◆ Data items
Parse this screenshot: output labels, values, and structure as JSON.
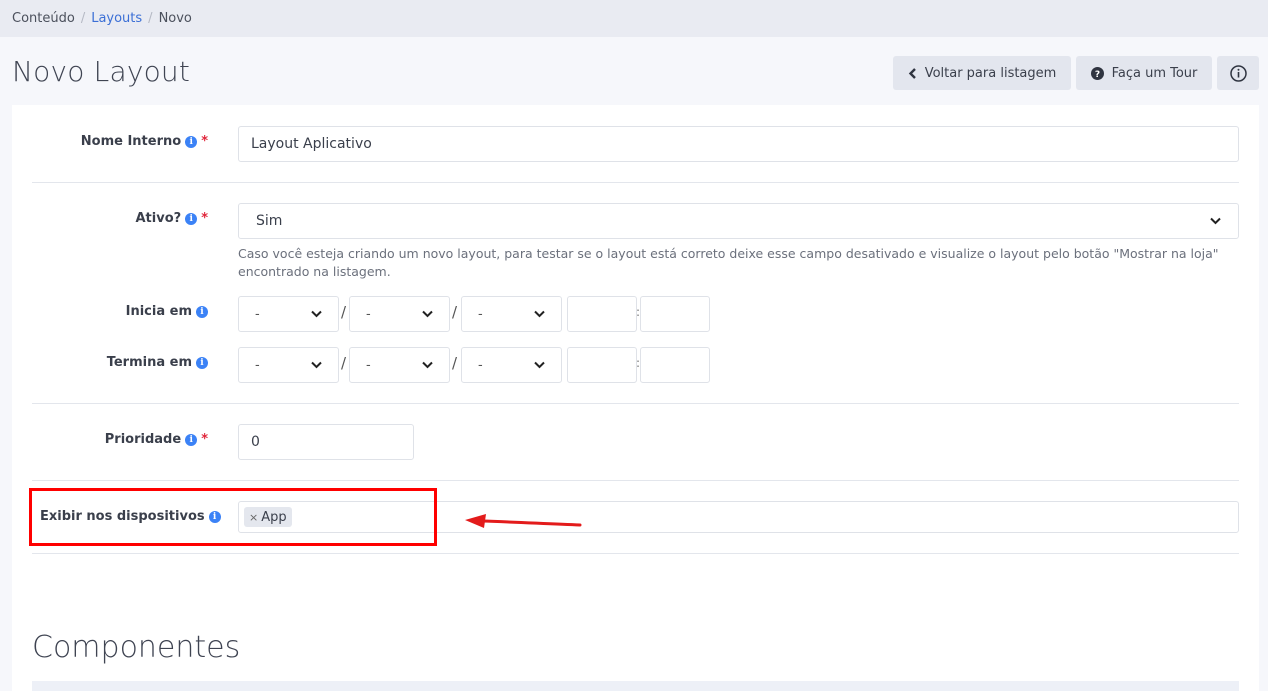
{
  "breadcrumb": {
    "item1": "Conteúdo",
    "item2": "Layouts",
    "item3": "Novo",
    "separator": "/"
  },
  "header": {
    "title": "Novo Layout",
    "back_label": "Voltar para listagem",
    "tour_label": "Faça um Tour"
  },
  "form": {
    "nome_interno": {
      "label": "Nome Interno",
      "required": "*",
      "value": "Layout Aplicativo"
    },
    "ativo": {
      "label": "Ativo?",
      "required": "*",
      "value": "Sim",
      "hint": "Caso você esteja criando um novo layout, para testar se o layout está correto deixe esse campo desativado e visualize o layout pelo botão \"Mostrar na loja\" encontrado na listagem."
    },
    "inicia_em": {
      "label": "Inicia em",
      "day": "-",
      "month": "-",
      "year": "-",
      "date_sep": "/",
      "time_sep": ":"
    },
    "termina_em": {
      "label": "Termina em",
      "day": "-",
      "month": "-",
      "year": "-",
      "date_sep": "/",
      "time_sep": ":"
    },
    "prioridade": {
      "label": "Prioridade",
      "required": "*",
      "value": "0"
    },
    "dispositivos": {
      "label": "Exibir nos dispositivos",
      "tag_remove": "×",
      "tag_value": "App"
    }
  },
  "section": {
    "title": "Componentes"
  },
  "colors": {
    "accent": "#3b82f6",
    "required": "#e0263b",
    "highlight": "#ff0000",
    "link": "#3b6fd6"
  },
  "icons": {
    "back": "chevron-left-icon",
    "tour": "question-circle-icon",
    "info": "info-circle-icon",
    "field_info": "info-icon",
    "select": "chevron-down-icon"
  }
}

◆ Exercise aim
Among these entries, how many lines include the string "chevron"? Reply with the number by itself.

◆ Answer for this exercise
2